Exercise instructions: Wherever the word "text" appears in a line, extract that line.

Collection entries:
::::::::

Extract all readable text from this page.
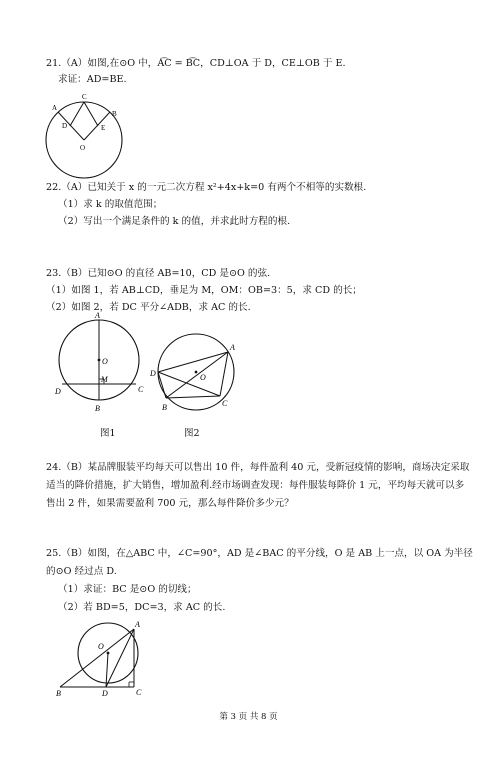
21.（A）如图,在⊙O 中，A͡C = B͡C，CD⊥OA 于 D，CE⊥OB 于 E.
求证：AD=BE.
A
B
C
D	E
O
22.（A）已知关于 x 的一元二次方程 x²+4x+k=0 有两个不相等的实数根.
（1）求 k 的取值范围；
（2）写出一个满足条件的 k 的值，并求此时方程的根.
23.（B）已知⊙O 的直径 AB=10，CD 是⊙O 的弦.
（1）如图 1，若 AB⊥CD，垂足为 M，OM：OB=3：5，求 CD 的长；
（2）如图 2，若 DC 平分∠ADB，求 AC 的长.
A
O
M
D	C
B
图1
A
D	O
B	C
图2
24.（B）某品牌服装平均每天可以售出 10 件，每件盈利 40 元，受新冠疫情的影响，商场决定采取
适当的降价措施，扩大销售，增加盈利.经市场调查发现：每件服装每降价 1 元，平均每天就可以多
售出 2 件，如果需要盈利 700 元，那么每件降价多少元？
25.（B）如图，在△ABC 中，∠C=90°，AD 是∠BAC 的平分线，O 是 AB 上一点，以 OA 为半径
的⊙O 经过点 D.
（1）求证：BC 是⊙O 的切线；
（2）若 BD=5，DC=3，求 AC 的长.
A
O
B	D	C
第 3 页 共 8 页
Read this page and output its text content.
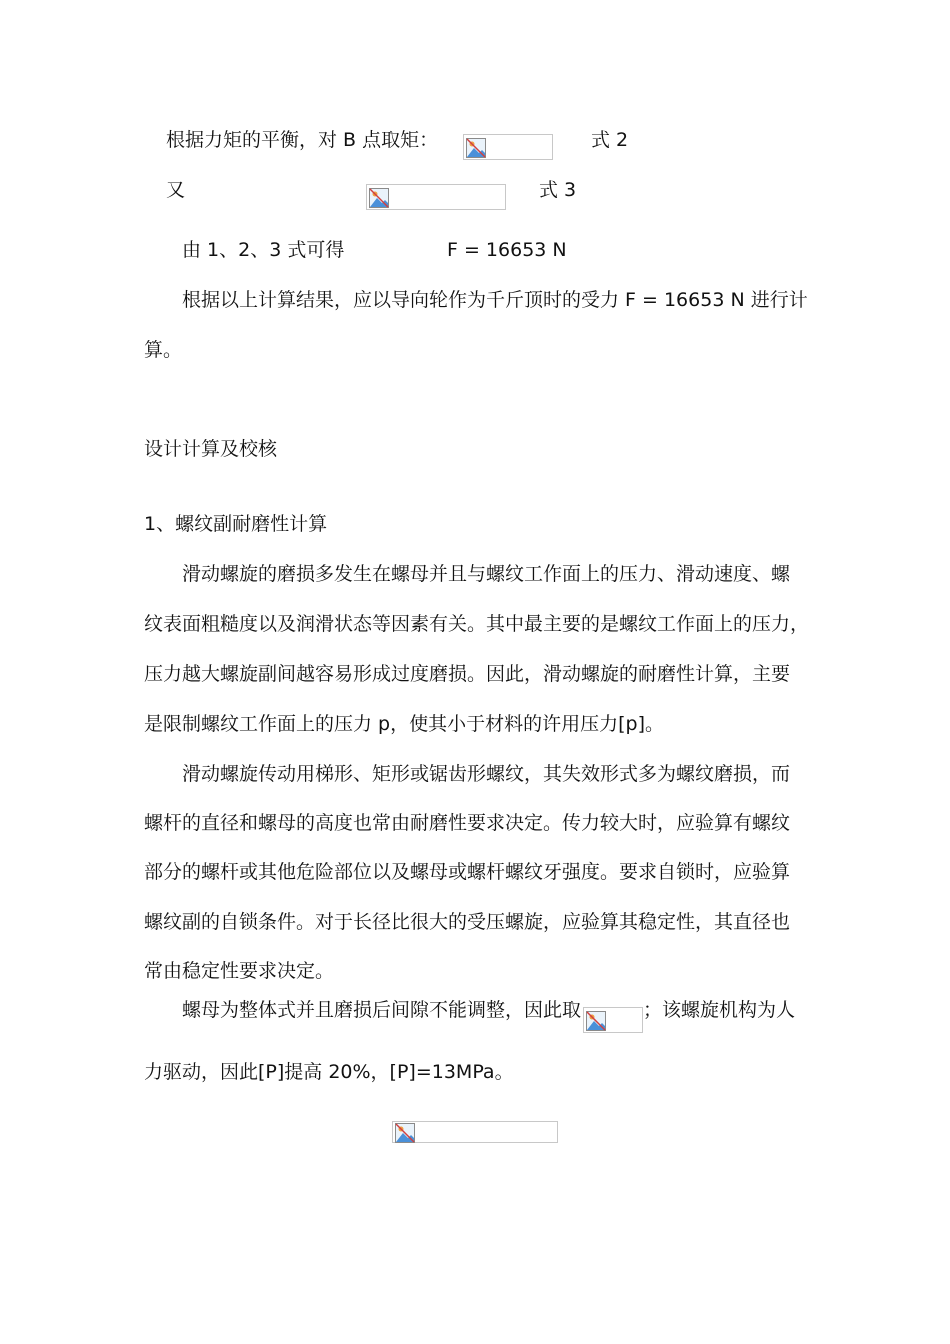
根据力矩的平衡，对 B 点取矩：	式 2
又	式 3
由 1、2、3 式可得	F = 16653 N
根据以上计算结果，应以导向轮作为千斤顶时的受力 F = 16653 N 进行计
算。
设计计算及校核
1、螺纹副耐磨性计算
滑动螺旋的磨损多发生在螺母并且与螺纹工作面上的压力、滑动速度、螺
纹表面粗糙度以及润滑状态等因素有关。其中最主要的是螺纹工作面上的压力，
压力越大螺旋副间越容易形成过度磨损。因此，滑动螺旋的耐磨性计算，主要
是限制螺纹工作面上的压力 p，使其小于材料的许用压力[p]。
滑动螺旋传动用梯形、矩形或锯齿形螺纹，其失效形式多为螺纹磨损，而
螺杆的直径和螺母的高度也常由耐磨性要求决定。传力较大时，应验算有螺纹
部分的螺杆或其他危险部位以及螺母或螺杆螺纹牙强度。要求自锁时，应验算
螺纹副的自锁条件。对于长径比很大的受压螺旋，应验算其稳定性，其直径也
常由稳定性要求决定。
螺母为整体式并且磨损后间隙不能调整，因此取	；该螺旋机构为人
力驱动，因此[P]提高 20%，[P]=13MPa。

::::::::

Task answer:
Extract all readable text from this page.
Read this page and output its text content.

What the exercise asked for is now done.